Não existe almoço grátis: Chico Xavier é blindado porque seus livros rendem muito dinheiro

Não existe almoço grátis, diz o ditado popular. Embora o discurso religioso fale em renúncias materiais e em desenvolvimento de tarefas sem exigir coisa alguma em troca, há muitas e muitas estranhezas, em certos casos. Outro ditado popular, que diz que, quando a esmola é demais, o santo desconfia, pode explicar muita coisa.
Muitos dormem tranquilos quando ouvem ou leem o dado oficial de que Francisco Cândido Xavier doou os lucros de seus livros "para a caridade". Tudo se repete como mantra: Chico Xavier "doou os direitos autorais para a caridade", uma alegação que é feita em palavras vagas, sem provas consistentes, num discurso meramente emocional e de veracidade bastante duvidosa.
Chico Xavier era um grande vendedor de livros. Seu apelo sensacionalista e a estratégia que ele e uma numerosa equipe de editores e redatores da "Federação Espírita Brasileira" faziam para lançar livros dos mais diversos tipos literários - das mensagens infantis, atribuídas supostamente a Meimei, às reportagens, pretensamente creditadas a Humberto de Campos, passando por livros "científicos" e romances "espíritas" - foram uma verdadeira máquina de gerar dinheiro.
Isso é bom demais para ser verdade. 400 e tantos livros? E todos de um conteúdo mistificador e dotado de moralismo retrógrado? E todo o faturamento para os mais necessitados, isso num Brasil que nunca superou sua miséria de verdade? E é tanto entusiasmo além da conta, que a gente pergunta se isso é realmente verdade que o dinheiro todo vai para os pobres e doentes. Embora quase todo mundo diga que sim, num aparente consenso, é bom desconfiar.
Primeiro, porque esses livros, na verdade, foram doados para os cofres da "Federação Espírita Brasileira", enriquecendo seus dirigentes, assim como as doações obtidas por Madre Teresa de Calcutá, supostamente recebidas "pela caridade", eram transferidas para os depósitos pessoais dos sacerdotes mais poderosos do Vaticano.
Recusar cachê não é necessariamente caridade. Tendo em mãos algumas vantagens sociais, alguém que ajude no sustento e outros benefícios, ou mesmo quando o salário é suficientemente grande que permite renunciar a certas remunerações, qualquer pessoa sem um pingo de senso caridoso pode "doar cachês", praticamente "pagando com dinheiro" o prestígio obtido com suposta filantropia.
Devemos lembrar que o mérito da renúncia do cachê deve ser visto com cautela. Existem boas ações através dessa atitude, mas observamos que há outras ações que são levianas, e observando bem o caso de Chico Xavier, que revoltava a comunidade literária por conta de obras fake, a renúncia visava a promoção pessoal e para forjar um falso voto de pobreza, pois o "médium" apenas não tocava em dinheiro, era sustentado por terceiros e levava vida confortável.

### Tarefas a fazer
**a.** Segundo o artigo, para os cofres de qual instituição os livros de Chico Xavier foram doados?
**b.** Transcreva do artigo tudo desde "Primeiro, porque esses" até "com suposta filantropia.".

Registros de limites dos elementos
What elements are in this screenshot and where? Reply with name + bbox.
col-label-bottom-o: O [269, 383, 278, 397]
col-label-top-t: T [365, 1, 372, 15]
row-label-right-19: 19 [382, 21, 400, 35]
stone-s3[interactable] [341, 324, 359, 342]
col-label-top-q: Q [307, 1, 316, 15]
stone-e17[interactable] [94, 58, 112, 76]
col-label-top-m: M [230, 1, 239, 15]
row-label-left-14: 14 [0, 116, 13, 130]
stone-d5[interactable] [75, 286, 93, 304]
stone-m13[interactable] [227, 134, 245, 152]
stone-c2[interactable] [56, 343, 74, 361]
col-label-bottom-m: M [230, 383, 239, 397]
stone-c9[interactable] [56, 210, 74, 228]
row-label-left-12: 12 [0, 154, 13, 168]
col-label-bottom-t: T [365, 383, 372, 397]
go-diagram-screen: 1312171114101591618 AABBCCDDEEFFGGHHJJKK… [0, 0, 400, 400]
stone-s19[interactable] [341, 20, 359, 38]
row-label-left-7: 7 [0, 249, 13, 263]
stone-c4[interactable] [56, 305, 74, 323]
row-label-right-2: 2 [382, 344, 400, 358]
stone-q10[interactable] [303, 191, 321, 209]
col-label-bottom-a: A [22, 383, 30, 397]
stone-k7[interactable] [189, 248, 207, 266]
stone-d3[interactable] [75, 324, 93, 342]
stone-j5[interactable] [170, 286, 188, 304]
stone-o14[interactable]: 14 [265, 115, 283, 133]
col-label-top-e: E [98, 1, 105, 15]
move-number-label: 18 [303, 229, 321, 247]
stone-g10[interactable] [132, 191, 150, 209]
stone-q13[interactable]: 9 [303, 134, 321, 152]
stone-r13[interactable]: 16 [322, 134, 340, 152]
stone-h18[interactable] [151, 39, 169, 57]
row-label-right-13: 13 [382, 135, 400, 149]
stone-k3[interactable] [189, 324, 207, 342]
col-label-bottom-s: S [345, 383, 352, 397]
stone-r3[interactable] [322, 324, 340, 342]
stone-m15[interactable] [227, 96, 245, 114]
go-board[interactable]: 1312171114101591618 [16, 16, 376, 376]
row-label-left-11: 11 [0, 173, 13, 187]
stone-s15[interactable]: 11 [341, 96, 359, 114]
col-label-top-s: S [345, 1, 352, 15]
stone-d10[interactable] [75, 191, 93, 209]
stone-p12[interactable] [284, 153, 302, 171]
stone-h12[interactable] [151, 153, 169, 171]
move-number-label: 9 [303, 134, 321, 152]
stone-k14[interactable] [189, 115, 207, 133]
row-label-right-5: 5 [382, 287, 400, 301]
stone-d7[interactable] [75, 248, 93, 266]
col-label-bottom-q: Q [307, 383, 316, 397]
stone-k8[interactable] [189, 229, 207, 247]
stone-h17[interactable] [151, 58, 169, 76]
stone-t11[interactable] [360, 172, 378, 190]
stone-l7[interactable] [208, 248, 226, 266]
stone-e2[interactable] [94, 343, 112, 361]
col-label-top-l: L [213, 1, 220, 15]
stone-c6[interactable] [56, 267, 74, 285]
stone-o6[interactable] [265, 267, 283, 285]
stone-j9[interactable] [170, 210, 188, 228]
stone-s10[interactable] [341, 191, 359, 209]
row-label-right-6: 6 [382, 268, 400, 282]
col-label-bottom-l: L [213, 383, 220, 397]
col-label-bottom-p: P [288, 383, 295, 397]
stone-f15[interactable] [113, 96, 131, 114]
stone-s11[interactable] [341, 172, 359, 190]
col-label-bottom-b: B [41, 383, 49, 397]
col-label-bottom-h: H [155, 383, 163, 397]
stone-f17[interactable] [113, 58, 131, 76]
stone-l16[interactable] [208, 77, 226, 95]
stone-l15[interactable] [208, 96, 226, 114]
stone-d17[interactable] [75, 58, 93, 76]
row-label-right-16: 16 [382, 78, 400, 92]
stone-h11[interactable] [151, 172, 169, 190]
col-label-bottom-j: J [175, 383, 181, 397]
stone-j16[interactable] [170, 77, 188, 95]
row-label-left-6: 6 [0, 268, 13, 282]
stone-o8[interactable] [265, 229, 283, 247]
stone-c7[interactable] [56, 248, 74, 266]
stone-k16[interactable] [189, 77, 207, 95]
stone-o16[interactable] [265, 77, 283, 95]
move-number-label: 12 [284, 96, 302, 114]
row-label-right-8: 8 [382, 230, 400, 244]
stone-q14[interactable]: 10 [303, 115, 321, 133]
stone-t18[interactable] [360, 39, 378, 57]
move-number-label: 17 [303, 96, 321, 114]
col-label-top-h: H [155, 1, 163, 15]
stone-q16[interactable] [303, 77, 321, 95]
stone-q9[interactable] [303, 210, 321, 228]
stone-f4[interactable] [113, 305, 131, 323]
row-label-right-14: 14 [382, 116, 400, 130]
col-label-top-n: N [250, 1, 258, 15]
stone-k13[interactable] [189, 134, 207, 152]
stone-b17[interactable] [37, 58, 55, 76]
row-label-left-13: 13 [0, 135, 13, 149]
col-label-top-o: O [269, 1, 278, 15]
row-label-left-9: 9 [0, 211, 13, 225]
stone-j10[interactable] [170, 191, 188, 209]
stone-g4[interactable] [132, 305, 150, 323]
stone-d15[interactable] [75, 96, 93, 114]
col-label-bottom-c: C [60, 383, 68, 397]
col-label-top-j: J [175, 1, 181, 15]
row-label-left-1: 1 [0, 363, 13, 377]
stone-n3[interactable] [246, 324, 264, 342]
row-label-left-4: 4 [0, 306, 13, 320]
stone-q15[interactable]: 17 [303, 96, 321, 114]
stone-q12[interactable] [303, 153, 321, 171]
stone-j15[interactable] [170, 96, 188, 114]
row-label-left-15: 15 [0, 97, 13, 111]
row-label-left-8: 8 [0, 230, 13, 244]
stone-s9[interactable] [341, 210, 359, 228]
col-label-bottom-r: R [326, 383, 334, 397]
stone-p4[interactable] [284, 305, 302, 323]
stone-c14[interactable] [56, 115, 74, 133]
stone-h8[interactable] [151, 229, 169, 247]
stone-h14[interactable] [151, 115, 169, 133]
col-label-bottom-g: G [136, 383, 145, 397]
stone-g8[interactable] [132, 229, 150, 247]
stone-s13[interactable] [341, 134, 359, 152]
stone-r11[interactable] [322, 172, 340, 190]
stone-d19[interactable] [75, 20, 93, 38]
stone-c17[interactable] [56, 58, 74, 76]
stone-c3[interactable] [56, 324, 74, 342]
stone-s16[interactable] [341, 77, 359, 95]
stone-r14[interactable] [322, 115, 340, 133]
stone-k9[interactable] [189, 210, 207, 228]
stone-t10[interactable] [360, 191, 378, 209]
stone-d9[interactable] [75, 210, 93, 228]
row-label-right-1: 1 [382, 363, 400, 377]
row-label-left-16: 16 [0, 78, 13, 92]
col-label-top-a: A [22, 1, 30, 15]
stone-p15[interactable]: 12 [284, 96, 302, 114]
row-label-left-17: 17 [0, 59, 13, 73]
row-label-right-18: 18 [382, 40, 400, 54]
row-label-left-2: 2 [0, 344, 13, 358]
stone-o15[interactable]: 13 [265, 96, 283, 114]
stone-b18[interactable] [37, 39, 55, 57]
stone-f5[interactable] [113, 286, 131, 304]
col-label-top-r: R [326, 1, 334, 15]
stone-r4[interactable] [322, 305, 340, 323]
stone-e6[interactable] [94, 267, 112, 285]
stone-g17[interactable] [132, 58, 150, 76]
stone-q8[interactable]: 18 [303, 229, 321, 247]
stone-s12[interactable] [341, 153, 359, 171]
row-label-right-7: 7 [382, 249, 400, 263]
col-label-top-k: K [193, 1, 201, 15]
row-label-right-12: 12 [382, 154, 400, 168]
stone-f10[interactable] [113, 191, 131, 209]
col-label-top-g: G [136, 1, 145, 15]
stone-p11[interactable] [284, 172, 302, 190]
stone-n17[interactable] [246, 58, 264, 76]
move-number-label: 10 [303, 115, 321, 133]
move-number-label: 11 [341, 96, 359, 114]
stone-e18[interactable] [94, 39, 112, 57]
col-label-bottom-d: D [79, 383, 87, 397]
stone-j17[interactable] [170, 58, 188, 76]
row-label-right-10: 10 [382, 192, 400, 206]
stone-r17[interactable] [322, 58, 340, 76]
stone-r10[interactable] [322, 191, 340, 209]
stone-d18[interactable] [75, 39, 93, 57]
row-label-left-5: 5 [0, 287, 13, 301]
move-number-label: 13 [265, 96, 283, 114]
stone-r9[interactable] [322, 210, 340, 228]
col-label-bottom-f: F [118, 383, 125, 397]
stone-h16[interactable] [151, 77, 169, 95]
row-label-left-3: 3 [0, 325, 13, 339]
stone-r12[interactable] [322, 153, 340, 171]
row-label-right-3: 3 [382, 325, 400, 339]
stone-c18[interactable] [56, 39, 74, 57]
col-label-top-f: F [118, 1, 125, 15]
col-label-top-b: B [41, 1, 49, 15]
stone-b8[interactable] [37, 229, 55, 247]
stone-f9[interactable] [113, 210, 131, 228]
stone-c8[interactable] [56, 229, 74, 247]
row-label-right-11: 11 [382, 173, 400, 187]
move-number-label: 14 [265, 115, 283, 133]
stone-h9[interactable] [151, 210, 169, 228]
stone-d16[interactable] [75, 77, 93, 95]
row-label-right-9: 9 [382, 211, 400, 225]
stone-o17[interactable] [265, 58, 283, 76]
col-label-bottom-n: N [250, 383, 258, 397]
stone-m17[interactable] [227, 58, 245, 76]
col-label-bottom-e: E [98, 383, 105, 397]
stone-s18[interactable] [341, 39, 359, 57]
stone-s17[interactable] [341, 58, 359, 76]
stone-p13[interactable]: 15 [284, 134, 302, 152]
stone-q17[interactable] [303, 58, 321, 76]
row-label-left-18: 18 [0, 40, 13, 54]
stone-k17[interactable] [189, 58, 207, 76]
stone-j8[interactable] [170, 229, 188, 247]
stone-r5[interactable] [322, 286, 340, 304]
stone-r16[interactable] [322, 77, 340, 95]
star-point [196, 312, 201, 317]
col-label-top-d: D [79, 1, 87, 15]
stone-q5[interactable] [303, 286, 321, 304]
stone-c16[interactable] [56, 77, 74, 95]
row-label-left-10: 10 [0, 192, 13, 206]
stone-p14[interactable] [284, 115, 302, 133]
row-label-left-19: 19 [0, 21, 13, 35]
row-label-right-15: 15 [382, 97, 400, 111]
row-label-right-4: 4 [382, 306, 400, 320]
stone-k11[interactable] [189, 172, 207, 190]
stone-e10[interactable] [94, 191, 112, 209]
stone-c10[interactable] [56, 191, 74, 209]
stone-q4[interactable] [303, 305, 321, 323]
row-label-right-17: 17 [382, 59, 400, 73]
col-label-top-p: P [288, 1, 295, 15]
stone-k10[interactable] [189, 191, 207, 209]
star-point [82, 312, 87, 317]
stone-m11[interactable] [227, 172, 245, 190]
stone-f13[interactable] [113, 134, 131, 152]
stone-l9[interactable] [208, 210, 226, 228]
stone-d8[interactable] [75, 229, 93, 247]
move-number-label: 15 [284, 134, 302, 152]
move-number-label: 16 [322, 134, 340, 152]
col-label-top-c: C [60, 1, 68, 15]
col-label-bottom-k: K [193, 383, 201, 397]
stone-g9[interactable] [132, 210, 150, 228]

### Respostas em ordem
**a.** Para os cofres da Federação Espírita Brasileira.

**b.**
Primeiro, porque esses livros, na verdade, foram doados para os cofres da "Federação Espírita Brasileira", enriquecendo seus dirigentes, assim como as doações obtidas por Madre Teresa de Calcutá, supostamente recebidas "pela caridade", eram transferidas para os depósitos pessoais dos sacerdotes mais poderosos do Vaticano.
Recusar cachê não é necessariamente caridade. Tendo em mãos algumas vantagens sociais, alguém que ajude no sustento e outros benefícios, ou mesmo quando o salário é suficientemente grande que permite renunciar a certas remunerações, qualquer pessoa sem um pingo de senso caridoso pode "doar cachês", praticamente "pagando com dinheiro" o prestígio obtido com suposta filantropia.